*Set exercise*
Write out the listing below in full and exactly, leaving out every picture.

[Dataset entries]
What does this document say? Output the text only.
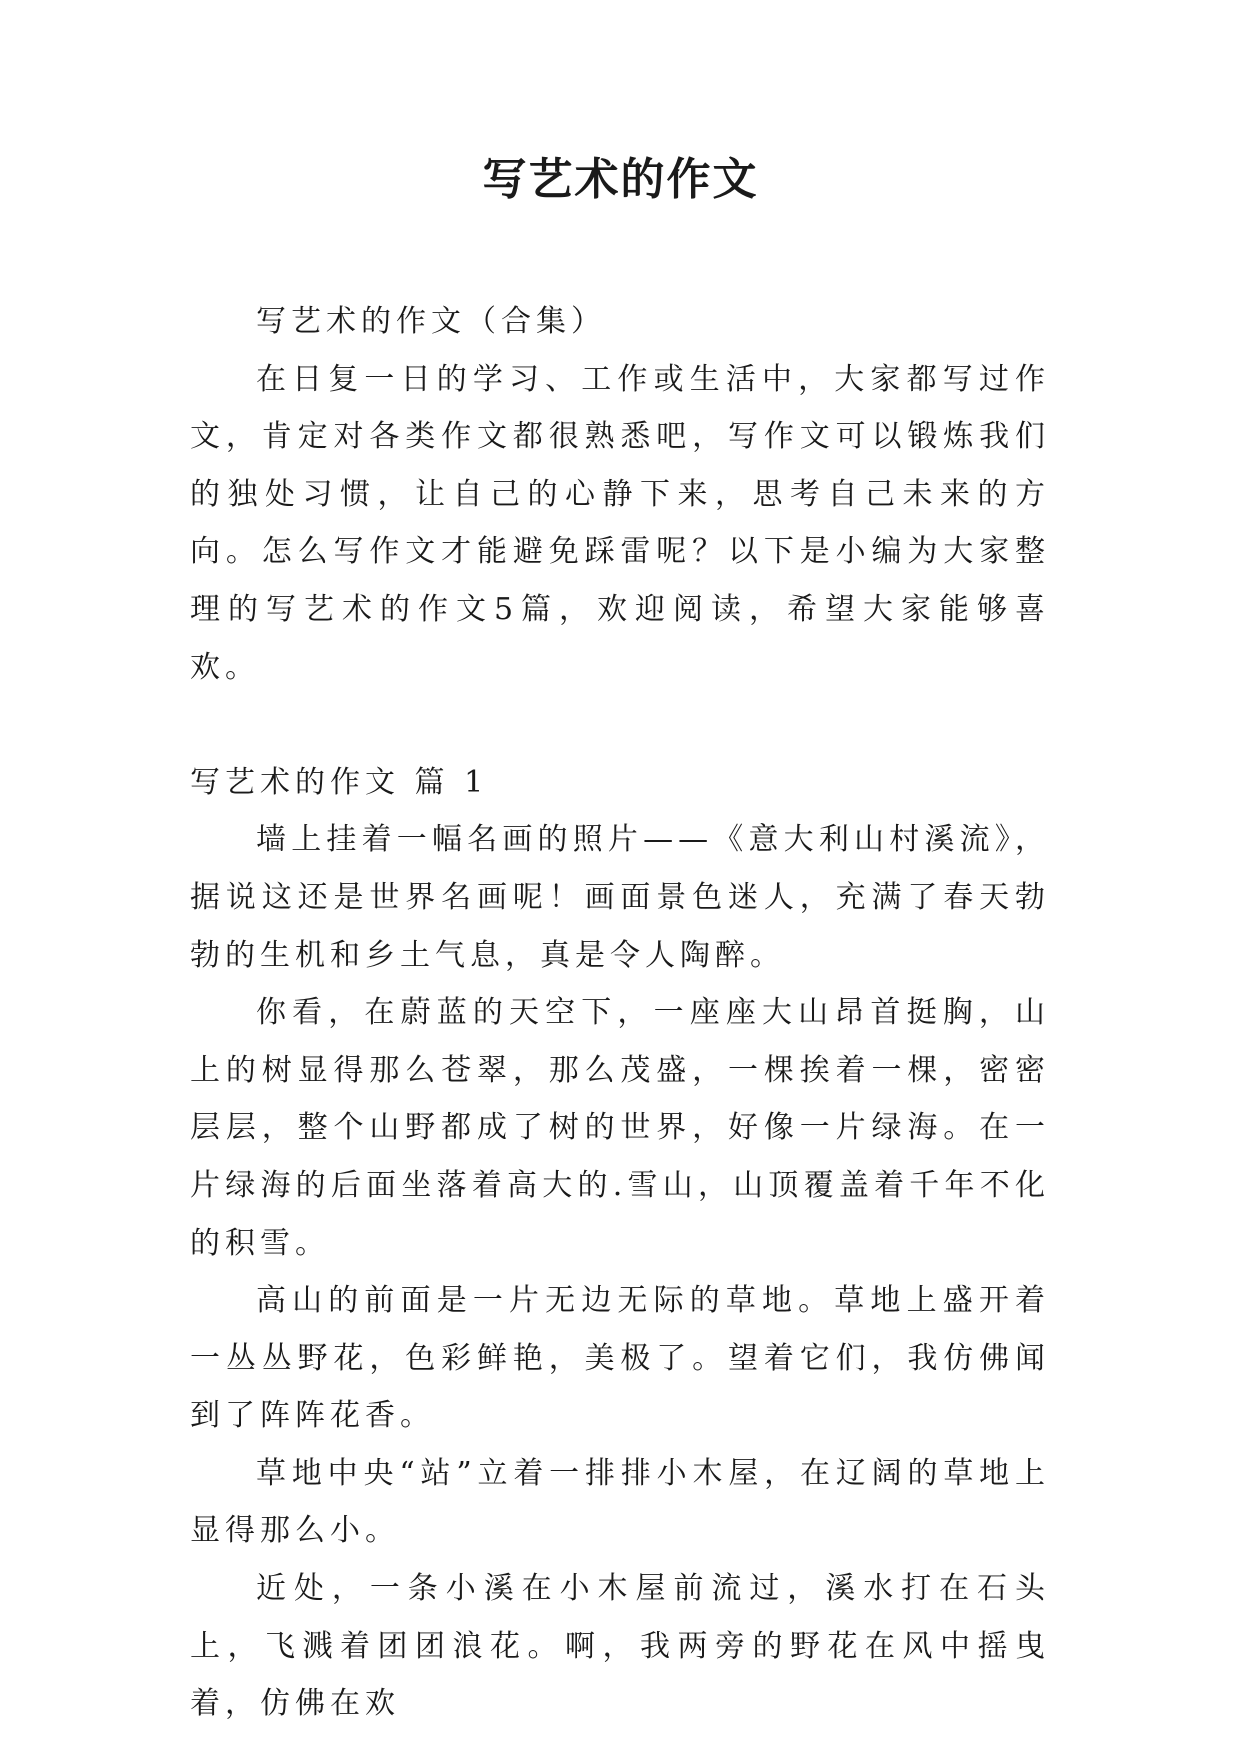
写艺术的作文

写艺术的作文（合集）

在日复一日的学习、工作或生活中，大家都写过作文，肯定对各类作文都很熟悉吧，写作文可以锻炼我们的独处习惯，让自己的心静下来，思考自己未来的方向。怎么写作文才能避免踩雷呢？以下是小编为大家整理的写艺术的作文5篇，欢迎阅读，希望大家能够喜欢。

写艺术的作文 篇 1

墙上挂着一幅名画的照片——《意大利山村溪流》，据说这还是世界名画呢！画面景色迷人，充满了春天勃勃的生机和乡土气息，真是令人陶醉。

你看，在蔚蓝的天空下，一座座大山昂首挺胸，山上的树显得那么苍翠，那么茂盛，一棵挨着一棵，密密层层，整个山野都成了树的世界，好像一片绿海。在一片绿海的后面坐落着高大的.雪山，山顶覆盖着千年不化的积雪。

高山的前面是一片无边无际的草地。草地上盛开着一丛丛野花，色彩鲜艳，美极了。望着它们，我仿佛闻到了阵阵花香。

草地中央“站”立着一排排小木屋，在辽阔的草地上显得那么小。

近处，一条小溪在小木屋前流过，溪水打在石头上，飞溅着团团浪花。啊，我两旁的野花在风中摇曳着，仿佛在欢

*Final result*
What does this document say? Output the text only.
写艺术的作文

写艺术的作文（合集）

在日复一日的学习、工作或生活中，大家都写过作文，肯定对各类作文都很熟悉吧，写作文可以锻炼我们的独处习惯，让自己的心静下来，思考自己未来的方向。怎么写作文才能避免踩雷呢？以下是小编为大家整理的写艺术的作文5篇，欢迎阅读，希望大家能够喜欢。

写艺术的作文 篇 1

墙上挂着一幅名画的照片——《意大利山村溪流》，据说这还是世界名画呢！画面景色迷人，充满了春天勃勃的生机和乡土气息，真是令人陶醉。

你看，在蔚蓝的天空下，一座座大山昂首挺胸，山上的树显得那么苍翠，那么茂盛，一棵挨着一棵，密密层层，整个山野都成了树的世界，好像一片绿海。在一片绿海的后面坐落着高大的.雪山，山顶覆盖着千年不化的积雪。

高山的前面是一片无边无际的草地。草地上盛开着一丛丛野花，色彩鲜艳，美极了。望着它们，我仿佛闻到了阵阵花香。

草地中央“站”立着一排排小木屋，在辽阔的草地上显得那么小。

近处，一条小溪在小木屋前流过，溪水打在石头上，飞溅着团团浪花。啊，我两旁的野花在风中摇曳着，仿佛在欢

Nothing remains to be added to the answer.